— start —
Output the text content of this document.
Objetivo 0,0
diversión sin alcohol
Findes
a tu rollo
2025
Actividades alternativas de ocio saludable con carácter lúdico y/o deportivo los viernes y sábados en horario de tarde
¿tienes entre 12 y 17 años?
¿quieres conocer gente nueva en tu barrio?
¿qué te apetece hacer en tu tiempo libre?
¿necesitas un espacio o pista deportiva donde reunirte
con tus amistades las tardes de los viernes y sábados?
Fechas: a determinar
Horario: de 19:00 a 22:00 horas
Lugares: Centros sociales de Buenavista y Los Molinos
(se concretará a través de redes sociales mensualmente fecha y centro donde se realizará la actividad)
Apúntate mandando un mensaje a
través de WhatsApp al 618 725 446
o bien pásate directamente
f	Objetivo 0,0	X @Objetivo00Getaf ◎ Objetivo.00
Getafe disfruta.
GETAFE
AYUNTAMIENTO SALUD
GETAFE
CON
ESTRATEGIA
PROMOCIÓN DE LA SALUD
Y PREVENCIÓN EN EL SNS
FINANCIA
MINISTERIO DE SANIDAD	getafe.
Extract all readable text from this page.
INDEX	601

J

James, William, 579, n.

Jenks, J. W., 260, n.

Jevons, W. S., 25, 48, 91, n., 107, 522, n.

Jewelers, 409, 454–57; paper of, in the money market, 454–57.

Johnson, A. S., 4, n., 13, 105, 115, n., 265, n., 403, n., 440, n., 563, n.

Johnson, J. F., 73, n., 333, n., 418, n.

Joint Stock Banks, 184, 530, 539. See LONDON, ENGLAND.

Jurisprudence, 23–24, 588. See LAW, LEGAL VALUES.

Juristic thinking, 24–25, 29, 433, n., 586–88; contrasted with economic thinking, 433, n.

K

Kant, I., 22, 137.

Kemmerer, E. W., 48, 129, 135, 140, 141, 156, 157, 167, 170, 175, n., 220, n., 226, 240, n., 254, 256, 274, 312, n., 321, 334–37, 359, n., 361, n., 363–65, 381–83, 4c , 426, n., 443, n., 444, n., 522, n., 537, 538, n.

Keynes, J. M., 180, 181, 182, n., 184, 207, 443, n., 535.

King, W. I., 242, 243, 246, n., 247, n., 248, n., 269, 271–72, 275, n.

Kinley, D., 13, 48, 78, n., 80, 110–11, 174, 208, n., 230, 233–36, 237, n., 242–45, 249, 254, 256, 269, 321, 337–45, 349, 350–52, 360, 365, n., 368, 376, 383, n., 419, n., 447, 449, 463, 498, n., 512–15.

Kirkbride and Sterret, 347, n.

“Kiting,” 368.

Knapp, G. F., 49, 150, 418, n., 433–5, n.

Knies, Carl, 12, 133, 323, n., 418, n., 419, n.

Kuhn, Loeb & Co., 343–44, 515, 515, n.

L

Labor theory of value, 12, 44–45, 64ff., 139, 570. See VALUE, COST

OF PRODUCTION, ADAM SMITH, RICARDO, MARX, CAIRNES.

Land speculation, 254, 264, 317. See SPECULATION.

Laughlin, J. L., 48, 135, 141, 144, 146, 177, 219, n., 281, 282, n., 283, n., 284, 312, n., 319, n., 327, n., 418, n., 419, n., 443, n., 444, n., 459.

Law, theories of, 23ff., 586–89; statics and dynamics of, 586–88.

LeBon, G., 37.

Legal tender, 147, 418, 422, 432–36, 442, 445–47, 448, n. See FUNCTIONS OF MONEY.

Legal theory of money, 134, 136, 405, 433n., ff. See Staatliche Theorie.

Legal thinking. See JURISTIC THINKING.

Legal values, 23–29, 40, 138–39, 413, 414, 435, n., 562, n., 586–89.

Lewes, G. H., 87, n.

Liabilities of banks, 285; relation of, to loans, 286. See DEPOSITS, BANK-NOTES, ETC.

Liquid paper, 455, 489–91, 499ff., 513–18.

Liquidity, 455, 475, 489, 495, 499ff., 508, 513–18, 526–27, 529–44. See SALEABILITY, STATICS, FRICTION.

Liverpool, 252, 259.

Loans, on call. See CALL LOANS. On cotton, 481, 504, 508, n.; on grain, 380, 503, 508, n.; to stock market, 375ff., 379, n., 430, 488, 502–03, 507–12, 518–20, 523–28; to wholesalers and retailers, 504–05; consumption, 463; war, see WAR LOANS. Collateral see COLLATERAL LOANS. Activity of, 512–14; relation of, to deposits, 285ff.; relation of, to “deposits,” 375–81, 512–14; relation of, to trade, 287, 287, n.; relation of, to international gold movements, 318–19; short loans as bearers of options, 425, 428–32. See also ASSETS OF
— end —
**Task instructions**:
Lines containing the string "text" are to be selected and copied.

**Result of the exercise**:
Output the text content of this document.
Extract all readable text from this page.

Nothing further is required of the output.